Source material:
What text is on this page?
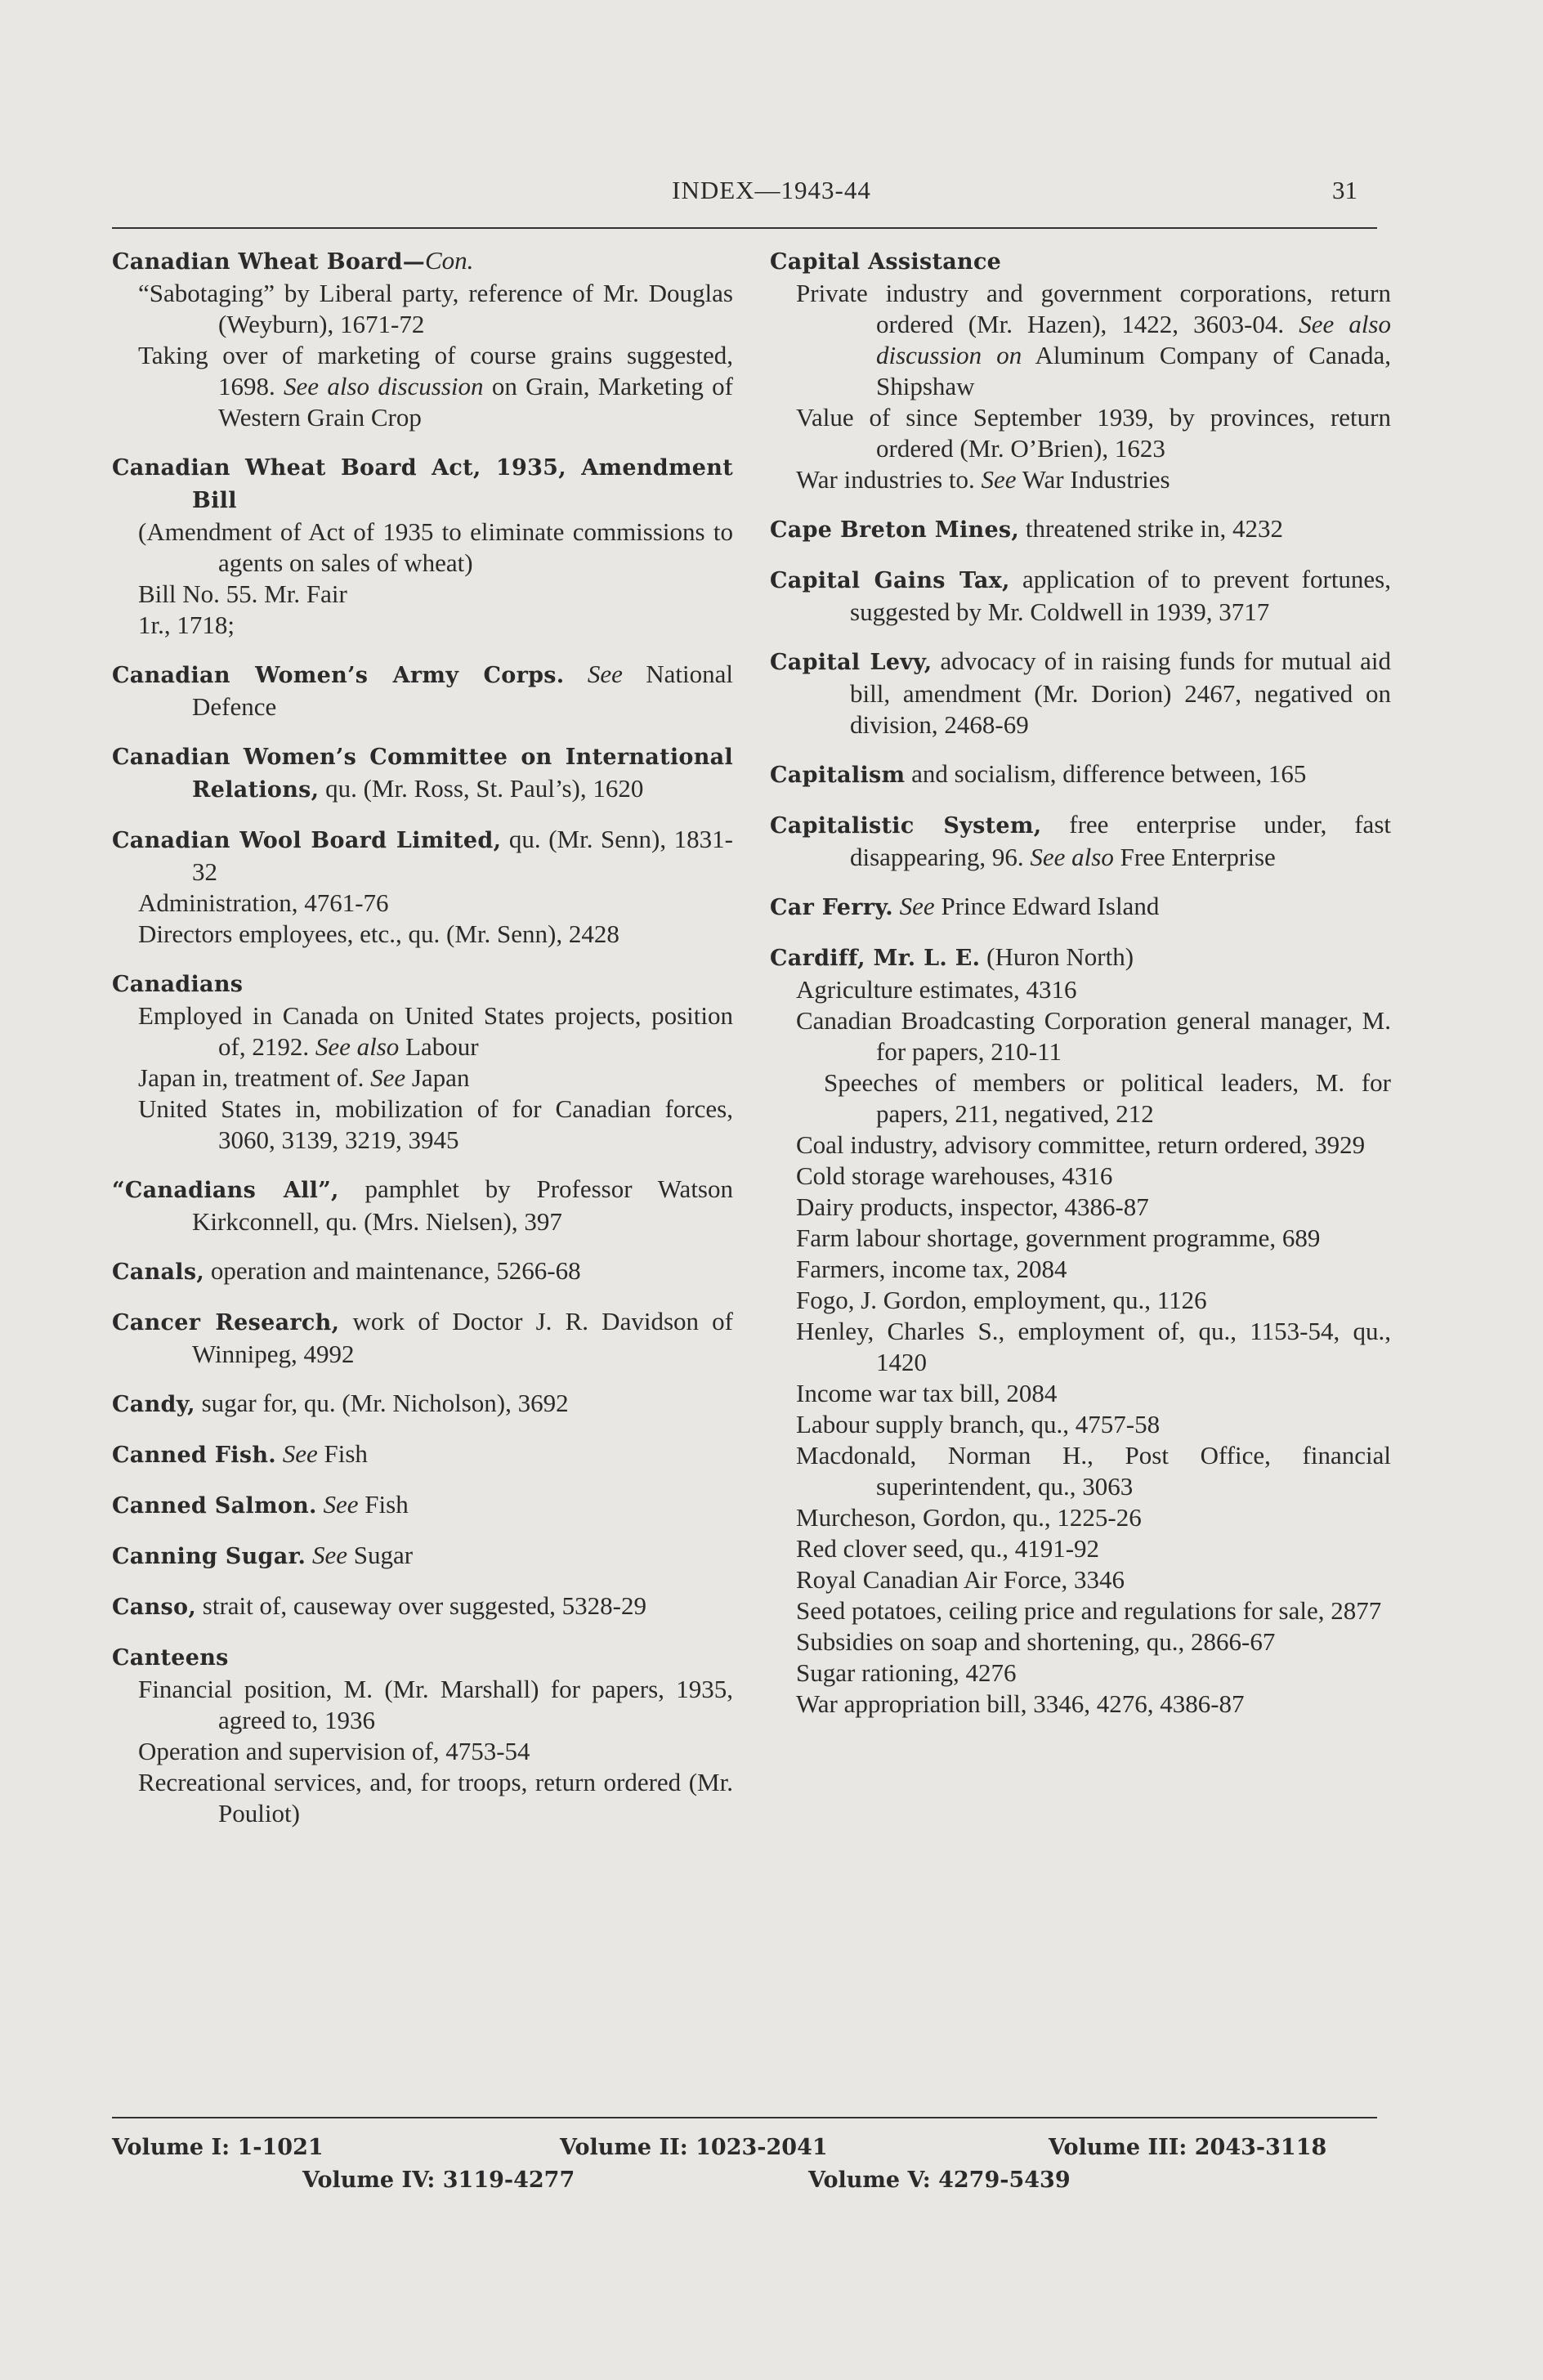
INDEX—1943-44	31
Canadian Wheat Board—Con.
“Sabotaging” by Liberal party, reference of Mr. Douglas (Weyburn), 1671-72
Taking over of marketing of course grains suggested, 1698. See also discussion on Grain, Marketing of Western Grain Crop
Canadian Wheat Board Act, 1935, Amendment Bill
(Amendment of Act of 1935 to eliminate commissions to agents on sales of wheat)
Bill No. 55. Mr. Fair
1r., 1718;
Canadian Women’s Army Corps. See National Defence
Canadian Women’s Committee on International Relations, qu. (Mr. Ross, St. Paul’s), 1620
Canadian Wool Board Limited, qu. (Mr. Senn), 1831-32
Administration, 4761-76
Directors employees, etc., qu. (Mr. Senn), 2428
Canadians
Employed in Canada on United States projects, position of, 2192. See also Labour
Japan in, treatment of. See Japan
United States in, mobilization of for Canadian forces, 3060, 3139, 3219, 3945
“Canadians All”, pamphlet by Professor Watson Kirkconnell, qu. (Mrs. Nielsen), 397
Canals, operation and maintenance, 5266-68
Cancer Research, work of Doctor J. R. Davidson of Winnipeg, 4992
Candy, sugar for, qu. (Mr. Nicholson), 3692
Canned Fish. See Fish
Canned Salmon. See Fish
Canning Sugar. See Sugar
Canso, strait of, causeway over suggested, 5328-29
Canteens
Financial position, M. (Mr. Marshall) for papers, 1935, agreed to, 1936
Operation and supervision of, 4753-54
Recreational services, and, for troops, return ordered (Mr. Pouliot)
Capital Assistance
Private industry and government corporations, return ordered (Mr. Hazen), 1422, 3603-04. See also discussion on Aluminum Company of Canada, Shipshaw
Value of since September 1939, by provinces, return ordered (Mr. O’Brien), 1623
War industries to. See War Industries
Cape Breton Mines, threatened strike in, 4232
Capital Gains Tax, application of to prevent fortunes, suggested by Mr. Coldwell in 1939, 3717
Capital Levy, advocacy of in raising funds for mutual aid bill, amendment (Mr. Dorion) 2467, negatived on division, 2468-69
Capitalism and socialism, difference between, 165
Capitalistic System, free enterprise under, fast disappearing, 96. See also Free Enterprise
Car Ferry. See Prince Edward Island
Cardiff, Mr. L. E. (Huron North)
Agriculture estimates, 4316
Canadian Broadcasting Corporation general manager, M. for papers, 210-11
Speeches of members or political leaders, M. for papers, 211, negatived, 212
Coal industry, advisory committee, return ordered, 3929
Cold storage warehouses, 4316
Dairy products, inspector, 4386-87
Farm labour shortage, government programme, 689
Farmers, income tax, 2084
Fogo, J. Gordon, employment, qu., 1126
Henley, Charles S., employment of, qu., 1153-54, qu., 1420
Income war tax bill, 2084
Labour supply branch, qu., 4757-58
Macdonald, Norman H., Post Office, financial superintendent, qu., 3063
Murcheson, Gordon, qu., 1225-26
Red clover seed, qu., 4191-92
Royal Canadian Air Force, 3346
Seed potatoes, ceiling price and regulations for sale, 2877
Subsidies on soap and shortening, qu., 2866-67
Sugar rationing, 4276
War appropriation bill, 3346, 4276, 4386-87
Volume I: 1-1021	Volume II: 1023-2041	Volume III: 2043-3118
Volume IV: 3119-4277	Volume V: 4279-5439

To be done:
Please list every line of the records that contains "States".

Final result:
Employed in Canada on United States projects, position of, 2192. See also Labour
United States in, mobilization of for Canadian forces, 3060, 3139, 3219, 3945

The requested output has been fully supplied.